| To be done |
Select lines where the word "JSON" appears.

:: Listing

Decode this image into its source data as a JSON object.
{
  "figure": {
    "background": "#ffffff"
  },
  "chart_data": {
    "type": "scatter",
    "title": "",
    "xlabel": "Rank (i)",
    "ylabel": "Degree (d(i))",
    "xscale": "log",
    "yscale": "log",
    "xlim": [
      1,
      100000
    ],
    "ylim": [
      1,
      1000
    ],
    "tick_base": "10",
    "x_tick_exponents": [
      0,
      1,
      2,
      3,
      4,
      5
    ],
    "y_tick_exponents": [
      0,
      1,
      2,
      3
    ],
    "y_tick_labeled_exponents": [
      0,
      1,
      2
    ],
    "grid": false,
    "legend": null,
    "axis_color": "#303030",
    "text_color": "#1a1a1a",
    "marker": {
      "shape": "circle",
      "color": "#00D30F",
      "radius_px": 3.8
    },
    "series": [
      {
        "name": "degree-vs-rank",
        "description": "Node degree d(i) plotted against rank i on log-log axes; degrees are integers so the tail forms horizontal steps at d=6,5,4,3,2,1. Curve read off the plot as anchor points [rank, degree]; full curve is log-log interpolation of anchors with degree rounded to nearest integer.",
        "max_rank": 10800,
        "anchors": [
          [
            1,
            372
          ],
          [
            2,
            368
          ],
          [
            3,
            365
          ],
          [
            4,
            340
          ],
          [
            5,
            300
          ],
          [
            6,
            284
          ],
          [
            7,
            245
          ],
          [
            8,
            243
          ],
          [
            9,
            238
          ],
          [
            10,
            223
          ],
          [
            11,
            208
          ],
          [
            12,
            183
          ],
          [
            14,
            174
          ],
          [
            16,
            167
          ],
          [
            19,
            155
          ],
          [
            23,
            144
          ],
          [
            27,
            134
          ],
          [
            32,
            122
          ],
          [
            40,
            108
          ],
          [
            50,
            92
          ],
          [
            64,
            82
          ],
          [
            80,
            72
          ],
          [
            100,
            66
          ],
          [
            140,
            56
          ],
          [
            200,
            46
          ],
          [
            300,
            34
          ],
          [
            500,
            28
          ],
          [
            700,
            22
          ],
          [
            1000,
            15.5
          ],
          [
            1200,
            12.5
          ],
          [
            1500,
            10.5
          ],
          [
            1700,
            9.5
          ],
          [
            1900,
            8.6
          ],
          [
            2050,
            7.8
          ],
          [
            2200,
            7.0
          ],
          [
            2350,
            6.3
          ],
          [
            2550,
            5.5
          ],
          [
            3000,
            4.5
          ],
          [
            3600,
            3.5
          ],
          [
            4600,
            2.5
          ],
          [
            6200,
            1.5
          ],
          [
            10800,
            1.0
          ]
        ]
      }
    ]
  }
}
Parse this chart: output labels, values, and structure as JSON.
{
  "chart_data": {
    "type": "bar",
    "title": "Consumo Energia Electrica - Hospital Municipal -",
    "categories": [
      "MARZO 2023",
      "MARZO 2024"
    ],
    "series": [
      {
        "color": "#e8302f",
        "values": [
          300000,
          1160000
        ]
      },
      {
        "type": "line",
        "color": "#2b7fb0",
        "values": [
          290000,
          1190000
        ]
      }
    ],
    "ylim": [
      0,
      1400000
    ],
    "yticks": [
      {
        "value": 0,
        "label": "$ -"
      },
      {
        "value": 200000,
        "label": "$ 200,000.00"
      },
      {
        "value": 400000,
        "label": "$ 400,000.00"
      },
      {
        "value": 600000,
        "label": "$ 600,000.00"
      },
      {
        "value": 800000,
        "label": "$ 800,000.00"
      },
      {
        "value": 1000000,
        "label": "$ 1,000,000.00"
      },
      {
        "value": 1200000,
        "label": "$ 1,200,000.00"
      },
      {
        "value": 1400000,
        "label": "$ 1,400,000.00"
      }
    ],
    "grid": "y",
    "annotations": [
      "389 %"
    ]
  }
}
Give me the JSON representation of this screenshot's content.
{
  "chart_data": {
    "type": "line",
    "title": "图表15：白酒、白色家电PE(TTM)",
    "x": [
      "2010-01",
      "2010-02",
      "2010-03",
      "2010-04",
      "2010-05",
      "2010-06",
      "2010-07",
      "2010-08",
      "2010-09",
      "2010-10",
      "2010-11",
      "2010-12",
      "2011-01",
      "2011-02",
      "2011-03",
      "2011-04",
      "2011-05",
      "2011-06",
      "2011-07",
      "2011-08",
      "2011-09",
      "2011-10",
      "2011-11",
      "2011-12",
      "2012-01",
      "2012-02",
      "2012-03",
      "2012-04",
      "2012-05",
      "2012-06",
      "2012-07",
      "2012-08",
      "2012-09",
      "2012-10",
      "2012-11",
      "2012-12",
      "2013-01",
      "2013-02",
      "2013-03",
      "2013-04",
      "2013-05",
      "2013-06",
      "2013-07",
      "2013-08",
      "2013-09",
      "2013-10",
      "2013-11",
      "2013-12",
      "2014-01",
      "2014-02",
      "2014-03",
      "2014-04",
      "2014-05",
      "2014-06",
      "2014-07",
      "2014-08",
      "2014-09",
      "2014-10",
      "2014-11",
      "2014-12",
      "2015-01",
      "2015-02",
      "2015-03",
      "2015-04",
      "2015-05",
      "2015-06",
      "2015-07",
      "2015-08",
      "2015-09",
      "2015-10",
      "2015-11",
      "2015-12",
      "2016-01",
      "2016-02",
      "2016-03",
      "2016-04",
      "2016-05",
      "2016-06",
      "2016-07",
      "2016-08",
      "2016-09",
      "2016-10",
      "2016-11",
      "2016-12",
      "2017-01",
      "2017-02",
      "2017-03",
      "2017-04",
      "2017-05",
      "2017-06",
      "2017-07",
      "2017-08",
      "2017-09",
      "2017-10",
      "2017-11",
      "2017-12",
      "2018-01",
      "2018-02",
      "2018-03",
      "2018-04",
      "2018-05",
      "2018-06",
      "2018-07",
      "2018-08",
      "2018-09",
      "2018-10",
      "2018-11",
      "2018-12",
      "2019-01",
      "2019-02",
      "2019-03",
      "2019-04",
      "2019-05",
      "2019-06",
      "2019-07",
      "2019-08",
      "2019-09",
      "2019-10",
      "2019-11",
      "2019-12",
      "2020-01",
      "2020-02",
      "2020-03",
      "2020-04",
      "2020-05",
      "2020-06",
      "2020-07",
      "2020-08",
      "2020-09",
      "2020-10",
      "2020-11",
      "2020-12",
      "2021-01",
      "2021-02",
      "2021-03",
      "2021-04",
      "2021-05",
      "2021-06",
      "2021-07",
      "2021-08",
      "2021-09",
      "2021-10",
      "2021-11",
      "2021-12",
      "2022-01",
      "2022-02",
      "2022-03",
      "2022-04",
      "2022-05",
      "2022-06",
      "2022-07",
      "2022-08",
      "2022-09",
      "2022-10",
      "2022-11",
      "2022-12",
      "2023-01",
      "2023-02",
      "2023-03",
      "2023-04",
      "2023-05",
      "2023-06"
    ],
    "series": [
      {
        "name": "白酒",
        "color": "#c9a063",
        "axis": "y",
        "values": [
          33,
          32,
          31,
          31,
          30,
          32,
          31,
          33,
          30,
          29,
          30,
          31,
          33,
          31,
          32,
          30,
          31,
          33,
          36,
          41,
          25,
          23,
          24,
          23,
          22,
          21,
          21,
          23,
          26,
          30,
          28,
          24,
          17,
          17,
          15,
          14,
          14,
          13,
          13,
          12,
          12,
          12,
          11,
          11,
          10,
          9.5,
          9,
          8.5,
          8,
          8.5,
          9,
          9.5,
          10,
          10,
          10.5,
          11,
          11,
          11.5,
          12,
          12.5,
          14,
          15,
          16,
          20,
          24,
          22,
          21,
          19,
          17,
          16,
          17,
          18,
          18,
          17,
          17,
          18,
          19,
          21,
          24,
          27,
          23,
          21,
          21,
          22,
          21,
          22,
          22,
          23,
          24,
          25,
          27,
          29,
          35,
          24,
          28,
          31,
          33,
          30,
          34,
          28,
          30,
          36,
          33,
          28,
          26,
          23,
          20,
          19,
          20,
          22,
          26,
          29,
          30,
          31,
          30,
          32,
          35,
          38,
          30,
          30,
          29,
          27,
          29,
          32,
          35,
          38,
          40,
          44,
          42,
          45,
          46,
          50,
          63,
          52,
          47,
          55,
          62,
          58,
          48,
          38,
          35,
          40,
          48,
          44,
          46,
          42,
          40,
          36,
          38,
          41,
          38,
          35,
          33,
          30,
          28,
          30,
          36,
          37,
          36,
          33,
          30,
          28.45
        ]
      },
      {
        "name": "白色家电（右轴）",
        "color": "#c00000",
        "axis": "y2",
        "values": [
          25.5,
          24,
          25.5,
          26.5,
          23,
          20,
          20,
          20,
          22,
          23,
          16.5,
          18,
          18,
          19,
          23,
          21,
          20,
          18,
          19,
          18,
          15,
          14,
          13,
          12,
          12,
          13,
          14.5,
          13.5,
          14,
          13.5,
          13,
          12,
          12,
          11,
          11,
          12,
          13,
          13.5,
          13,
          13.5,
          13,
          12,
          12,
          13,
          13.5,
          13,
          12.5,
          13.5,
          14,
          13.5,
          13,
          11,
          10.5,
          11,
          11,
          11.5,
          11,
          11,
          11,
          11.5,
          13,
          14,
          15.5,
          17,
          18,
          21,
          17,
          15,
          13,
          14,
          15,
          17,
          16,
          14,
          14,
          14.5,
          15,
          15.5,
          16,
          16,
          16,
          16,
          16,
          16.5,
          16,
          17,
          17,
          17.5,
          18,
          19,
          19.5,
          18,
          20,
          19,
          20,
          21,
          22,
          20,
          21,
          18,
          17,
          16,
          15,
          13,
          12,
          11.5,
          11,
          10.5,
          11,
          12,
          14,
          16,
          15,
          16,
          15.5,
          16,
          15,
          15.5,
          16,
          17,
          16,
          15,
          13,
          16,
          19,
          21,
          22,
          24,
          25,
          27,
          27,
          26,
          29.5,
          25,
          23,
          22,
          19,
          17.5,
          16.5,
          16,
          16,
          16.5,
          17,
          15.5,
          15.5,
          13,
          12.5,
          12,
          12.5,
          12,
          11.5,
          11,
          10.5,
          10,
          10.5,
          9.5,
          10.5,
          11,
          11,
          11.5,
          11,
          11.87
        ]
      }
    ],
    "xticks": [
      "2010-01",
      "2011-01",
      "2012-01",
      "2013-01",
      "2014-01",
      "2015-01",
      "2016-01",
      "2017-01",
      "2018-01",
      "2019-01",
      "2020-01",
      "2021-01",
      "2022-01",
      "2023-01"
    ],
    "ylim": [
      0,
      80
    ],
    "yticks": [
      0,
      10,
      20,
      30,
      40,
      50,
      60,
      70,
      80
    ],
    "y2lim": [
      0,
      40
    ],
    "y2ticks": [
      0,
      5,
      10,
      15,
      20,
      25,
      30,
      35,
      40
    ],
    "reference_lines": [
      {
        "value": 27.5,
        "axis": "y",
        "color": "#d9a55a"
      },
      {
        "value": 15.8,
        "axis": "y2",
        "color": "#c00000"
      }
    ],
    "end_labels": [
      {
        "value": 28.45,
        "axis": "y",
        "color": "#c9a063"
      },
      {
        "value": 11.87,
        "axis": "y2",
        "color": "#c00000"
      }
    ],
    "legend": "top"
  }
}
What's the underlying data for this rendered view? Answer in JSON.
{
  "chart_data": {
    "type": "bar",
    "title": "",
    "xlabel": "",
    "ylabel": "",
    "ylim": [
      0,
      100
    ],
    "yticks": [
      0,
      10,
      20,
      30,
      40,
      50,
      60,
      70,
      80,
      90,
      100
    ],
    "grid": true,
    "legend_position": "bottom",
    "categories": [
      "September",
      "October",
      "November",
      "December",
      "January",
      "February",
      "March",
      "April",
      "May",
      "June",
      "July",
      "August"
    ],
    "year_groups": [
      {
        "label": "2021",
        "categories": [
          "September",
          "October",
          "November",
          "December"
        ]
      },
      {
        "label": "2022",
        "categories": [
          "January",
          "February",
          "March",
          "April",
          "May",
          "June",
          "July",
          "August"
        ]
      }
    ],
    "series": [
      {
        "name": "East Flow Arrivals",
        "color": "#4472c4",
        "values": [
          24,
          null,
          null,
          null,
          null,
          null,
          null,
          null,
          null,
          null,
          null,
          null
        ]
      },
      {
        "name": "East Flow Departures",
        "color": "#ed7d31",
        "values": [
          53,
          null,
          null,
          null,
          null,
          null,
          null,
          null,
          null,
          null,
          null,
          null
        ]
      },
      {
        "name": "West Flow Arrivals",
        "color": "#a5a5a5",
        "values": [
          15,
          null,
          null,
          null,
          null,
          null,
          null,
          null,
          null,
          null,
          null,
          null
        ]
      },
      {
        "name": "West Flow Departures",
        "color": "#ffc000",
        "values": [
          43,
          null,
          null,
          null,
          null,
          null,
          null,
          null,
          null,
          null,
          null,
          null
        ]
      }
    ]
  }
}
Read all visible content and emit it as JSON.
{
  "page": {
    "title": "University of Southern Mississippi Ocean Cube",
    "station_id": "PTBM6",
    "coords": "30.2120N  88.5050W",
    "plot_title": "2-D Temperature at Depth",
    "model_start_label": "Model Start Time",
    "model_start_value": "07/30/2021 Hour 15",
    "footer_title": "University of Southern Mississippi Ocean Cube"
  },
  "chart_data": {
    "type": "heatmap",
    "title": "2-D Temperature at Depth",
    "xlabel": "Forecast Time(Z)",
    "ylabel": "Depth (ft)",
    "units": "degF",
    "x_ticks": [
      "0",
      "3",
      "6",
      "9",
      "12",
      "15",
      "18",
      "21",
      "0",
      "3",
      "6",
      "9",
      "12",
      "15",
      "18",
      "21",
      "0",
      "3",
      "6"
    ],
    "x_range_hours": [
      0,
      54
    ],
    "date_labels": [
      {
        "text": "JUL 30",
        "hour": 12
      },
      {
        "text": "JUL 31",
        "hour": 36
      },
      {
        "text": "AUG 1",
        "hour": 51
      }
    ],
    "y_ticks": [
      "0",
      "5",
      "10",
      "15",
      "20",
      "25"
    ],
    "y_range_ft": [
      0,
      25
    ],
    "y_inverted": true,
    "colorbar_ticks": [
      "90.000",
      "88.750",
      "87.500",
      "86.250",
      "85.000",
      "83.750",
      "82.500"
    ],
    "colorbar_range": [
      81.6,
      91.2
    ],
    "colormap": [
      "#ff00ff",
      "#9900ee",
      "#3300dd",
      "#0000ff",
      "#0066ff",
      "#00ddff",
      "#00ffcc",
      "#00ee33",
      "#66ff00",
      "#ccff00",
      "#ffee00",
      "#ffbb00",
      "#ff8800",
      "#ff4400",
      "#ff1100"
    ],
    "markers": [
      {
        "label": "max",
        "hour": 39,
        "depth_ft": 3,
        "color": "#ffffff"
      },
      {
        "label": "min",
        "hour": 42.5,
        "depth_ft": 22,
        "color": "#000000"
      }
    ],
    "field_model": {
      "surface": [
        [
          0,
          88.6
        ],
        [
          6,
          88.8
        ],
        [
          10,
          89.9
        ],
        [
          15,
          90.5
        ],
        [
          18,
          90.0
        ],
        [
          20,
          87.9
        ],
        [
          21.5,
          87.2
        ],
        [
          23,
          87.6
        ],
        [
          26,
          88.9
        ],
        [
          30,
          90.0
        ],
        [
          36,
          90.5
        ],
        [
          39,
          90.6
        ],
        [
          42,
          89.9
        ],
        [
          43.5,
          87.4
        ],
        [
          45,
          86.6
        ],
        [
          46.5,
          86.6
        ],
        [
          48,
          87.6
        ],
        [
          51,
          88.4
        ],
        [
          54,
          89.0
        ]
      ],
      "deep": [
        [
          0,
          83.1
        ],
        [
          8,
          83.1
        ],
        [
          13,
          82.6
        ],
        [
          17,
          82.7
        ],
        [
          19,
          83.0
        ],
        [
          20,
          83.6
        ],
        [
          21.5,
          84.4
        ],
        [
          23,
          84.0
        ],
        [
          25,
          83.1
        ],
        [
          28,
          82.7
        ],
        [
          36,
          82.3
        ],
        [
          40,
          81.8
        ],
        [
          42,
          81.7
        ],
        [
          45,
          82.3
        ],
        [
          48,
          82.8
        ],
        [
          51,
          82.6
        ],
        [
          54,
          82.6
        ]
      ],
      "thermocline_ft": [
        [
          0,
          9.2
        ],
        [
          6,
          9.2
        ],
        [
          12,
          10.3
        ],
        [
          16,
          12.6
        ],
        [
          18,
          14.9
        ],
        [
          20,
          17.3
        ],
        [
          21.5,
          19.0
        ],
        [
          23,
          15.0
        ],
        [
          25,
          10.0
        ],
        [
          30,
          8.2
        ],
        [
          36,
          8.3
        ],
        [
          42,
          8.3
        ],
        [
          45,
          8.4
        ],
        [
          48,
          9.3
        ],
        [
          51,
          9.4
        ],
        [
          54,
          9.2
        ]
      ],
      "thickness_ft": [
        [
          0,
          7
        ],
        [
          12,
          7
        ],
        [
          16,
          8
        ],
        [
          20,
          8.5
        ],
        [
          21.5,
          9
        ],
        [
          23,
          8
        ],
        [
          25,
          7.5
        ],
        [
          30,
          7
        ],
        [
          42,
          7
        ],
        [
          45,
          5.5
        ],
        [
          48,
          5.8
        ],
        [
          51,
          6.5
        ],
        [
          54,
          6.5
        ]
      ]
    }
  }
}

::::

| Task solution |
Decode this image into its source data as a JSON object.
Parse this chart: output labels, values, and structure as JSON.
Give me the JSON representation of this screenshot's content.
What's the underlying data for this rendered view? Answer in JSON.
Read all visible content and emit it as JSON.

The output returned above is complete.